Exercise requirements:
Write out the entries again exactly as they are given.

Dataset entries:
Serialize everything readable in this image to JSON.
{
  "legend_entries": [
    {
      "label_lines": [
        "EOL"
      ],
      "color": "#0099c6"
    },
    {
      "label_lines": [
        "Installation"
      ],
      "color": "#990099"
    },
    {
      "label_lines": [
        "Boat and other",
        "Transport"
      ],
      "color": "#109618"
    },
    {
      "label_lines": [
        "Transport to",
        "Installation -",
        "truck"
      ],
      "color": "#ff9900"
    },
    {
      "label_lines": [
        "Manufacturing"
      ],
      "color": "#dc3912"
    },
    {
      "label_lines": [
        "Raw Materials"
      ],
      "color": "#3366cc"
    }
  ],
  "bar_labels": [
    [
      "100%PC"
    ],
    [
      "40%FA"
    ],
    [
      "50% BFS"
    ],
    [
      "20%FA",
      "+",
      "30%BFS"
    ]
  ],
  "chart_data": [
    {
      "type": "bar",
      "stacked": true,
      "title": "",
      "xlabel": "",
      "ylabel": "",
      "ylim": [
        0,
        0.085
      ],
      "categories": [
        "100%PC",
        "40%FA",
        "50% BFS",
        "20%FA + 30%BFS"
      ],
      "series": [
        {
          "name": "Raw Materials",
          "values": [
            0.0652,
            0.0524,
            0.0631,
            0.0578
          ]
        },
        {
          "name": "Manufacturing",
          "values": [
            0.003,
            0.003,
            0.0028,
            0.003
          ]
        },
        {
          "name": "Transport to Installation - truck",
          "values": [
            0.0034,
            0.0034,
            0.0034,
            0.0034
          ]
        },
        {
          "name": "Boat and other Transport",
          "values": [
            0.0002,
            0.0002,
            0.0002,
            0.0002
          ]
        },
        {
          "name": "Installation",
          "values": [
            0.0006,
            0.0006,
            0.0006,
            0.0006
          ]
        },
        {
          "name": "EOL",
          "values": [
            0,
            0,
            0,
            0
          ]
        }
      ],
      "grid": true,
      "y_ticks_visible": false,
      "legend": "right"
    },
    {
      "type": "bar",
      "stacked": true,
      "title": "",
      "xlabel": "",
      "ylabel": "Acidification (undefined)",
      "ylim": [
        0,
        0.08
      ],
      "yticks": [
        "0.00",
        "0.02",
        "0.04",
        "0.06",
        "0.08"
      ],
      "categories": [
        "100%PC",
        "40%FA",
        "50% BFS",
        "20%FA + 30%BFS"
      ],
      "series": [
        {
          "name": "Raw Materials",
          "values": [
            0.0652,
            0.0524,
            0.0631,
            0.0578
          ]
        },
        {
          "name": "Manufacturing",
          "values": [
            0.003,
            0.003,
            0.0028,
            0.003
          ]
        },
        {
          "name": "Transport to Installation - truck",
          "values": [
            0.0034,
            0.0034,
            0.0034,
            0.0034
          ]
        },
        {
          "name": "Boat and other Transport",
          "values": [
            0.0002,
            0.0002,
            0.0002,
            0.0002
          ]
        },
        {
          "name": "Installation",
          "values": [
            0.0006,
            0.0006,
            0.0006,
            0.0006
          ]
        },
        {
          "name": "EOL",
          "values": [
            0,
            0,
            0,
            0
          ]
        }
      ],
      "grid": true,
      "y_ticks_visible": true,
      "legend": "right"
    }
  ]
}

Answer to the exercise:
Serialize everything readable in this image to JSON.
{
  "legend_entries": [
    {
      "label_lines": [
        "EOL"
      ],
      "color": "#0099c6"
    },
    {
      "label_lines": [
        "Installation"
      ],
      "color": "#990099"
    },
    {
      "label_lines": [
        "Boat and other",
        "Transport"
      ],
      "color": "#109618"
    },
    {
      "label_lines": [
        "Transport to",
        "Installation -",
        "truck"
      ],
      "color": "#ff9900"
    },
    {
      "label_lines": [
        "Manufacturing"
      ],
      "color": "#dc3912"
    },
    {
      "label_lines": [
        "Raw Materials"
      ],
      "color": "#3366cc"
    }
  ],
  "bar_labels": [
    [
      "100%PC"
    ],
    [
      "40%FA"
    ],
    [
      "50% BFS"
    ],
    [
      "20%FA",
      "+",
      "30%BFS"
    ]
  ],
  "chart_data": [
    {
      "type": "bar",
      "stacked": true,
      "title": "",
      "xlabel": "",
      "ylabel": "",
      "ylim": [
        0,
        0.085
      ],
      "categories": [
        "100%PC",
        "40%FA",
        "50% BFS",
        "20%FA + 30%BFS"
      ],
      "series": [
        {
          "name": "Raw Materials",
          "values": [
            0.0652,
            0.0524,
            0.0631,
            0.0578
          ]
        },
        {
          "name": "Manufacturing",
          "values": [
            0.003,
            0.003,
            0.0028,
            0.003
          ]
        },
        {
          "name": "Transport to Installation - truck",
          "values": [
            0.0034,
            0.0034,
            0.0034,
            0.0034
          ]
        },
        {
          "name": "Boat and other Transport",
          "values": [
            0.0002,
            0.0002,
            0.0002,
            0.0002
          ]
        },
        {
          "name": "Installation",
          "values": [
            0.0006,
            0.0006,
            0.0006,
            0.0006
          ]
        },
        {
          "name": "EOL",
          "values": [
            0,
            0,
            0,
            0
          ]
        }
      ],
      "grid": true,
      "y_ticks_visible": false,
      "legend": "right"
    },
    {
      "type": "bar",
      "stacked": true,
      "title": "",
      "xlabel": "",
      "ylabel": "Acidification (undefined)",
      "ylim": [
        0,
        0.08
      ],
      "yticks": [
        "0.00",
        "0.02",
        "0.04",
        "0.06",
        "0.08"
      ],
      "categories": [
        "100%PC",
        "40%FA",
        "50% BFS",
        "20%FA + 30%BFS"
      ],
      "series": [
        {
          "name": "Raw Materials",
          "values": [
            0.0652,
            0.0524,
            0.0631,
            0.0578
          ]
        },
        {
          "name": "Manufacturing",
          "values": [
            0.003,
            0.003,
            0.0028,
            0.003
          ]
        },
        {
          "name": "Transport to Installation - truck",
          "values": [
            0.0034,
            0.0034,
            0.0034,
            0.0034
          ]
        },
        {
          "name": "Boat and other Transport",
          "values": [
            0.0002,
            0.0002,
            0.0002,
            0.0002
          ]
        },
        {
          "name": "Installation",
          "values": [
            0.0006,
            0.0006,
            0.0006,
            0.0006
          ]
        },
        {
          "name": "EOL",
          "values": [
            0,
            0,
            0,
            0
          ]
        }
      ],
      "grid": true,
      "y_ticks_visible": true,
      "legend": "right"
    }
  ]
}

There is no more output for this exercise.